>> START Input records

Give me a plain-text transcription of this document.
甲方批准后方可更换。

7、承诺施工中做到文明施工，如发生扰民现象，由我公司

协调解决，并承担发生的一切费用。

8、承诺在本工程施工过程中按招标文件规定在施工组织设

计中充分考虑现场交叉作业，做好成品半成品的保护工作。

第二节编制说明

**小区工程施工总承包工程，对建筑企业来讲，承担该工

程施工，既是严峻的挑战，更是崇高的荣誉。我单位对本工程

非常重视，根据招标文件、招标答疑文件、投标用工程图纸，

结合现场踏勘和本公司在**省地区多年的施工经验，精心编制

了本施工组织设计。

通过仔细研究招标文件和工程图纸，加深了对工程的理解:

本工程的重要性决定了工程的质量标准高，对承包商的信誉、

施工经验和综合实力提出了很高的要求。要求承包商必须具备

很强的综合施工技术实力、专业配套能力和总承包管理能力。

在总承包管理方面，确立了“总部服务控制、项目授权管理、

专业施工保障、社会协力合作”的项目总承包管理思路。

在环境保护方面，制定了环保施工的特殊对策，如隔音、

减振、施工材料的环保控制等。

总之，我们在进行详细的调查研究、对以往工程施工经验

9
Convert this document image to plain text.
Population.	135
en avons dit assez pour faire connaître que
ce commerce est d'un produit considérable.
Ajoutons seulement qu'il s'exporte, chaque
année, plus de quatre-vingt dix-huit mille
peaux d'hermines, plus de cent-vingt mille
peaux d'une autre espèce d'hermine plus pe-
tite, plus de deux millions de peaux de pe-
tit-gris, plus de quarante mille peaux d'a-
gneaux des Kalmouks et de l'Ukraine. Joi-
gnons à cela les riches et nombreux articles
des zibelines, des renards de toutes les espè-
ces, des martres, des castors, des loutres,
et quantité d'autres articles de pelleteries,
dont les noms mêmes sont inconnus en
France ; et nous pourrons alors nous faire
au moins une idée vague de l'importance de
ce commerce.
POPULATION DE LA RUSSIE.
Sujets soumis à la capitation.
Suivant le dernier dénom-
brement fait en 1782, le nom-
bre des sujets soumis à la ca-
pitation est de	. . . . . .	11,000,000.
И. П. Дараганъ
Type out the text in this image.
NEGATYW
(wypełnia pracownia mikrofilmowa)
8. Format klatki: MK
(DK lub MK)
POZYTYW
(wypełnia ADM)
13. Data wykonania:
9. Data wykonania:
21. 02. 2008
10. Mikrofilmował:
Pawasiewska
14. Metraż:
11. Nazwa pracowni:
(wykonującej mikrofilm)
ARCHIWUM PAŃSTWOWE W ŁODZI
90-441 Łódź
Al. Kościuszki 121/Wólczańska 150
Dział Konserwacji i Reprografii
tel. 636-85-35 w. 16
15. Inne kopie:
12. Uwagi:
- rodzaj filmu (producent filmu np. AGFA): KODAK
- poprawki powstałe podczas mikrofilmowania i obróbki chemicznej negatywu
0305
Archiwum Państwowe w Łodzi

>> END Input records

Repeat precisely the lines of the data starting at the one containing "Convert this document image to plain text.", last line included.

Convert this document image to plain text.
Population.	135
en avons dit assez pour faire connaître que
ce commerce est d'un produit considérable.
Ajoutons seulement qu'il s'exporte, chaque
année, plus de quatre-vingt dix-huit mille
peaux d'hermines, plus de cent-vingt mille
peaux d'une autre espèce d'hermine plus pe-
tite, plus de deux millions de peaux de pe-
tit-gris, plus de quarante mille peaux d'a-
gneaux des Kalmouks et de l'Ukraine. Joi-
gnons à cela les riches et nombreux articles
des zibelines, des renards de toutes les espè-
ces, des martres, des castors, des loutres,
et quantité d'autres articles de pelleteries,
dont les noms mêmes sont inconnus en
France ; et nous pourrons alors nous faire
au moins une idée vague de l'importance de
ce commerce.
POPULATION DE LA RUSSIE.
Sujets soumis à la capitation.
Suivant le dernier dénom-
brement fait en 1782, le nom-
bre des sujets soumis à la ca-
pitation est de	. . . . . .	11,000,000.
И. П. Дараганъ
Type out the text in this image.
NEGATYW
(wypełnia pracownia mikrofilmowa)
8. Format klatki: MK
(DK lub MK)
POZYTYW
(wypełnia ADM)
13. Data wykonania:
9. Data wykonania:
21. 02. 2008
10. Mikrofilmował:
Pawasiewska
14. Metraż:
11. Nazwa pracowni:
(wykonującej mikrofilm)
ARCHIWUM PAŃSTWOWE W ŁODZI
90-441 Łódź
Al. Kościuszki 121/Wólczańska 150
Dział Konserwacji i Reprografii
tel. 636-85-35 w. 16
15. Inne kopie:
12. Uwagi:
- rodzaj filmu (producent filmu np. AGFA): KODAK
- poprawki powstałe podczas mikrofilmowania i obróbki chemicznej negatywu
0305
Archiwum Państwowe w Łodzi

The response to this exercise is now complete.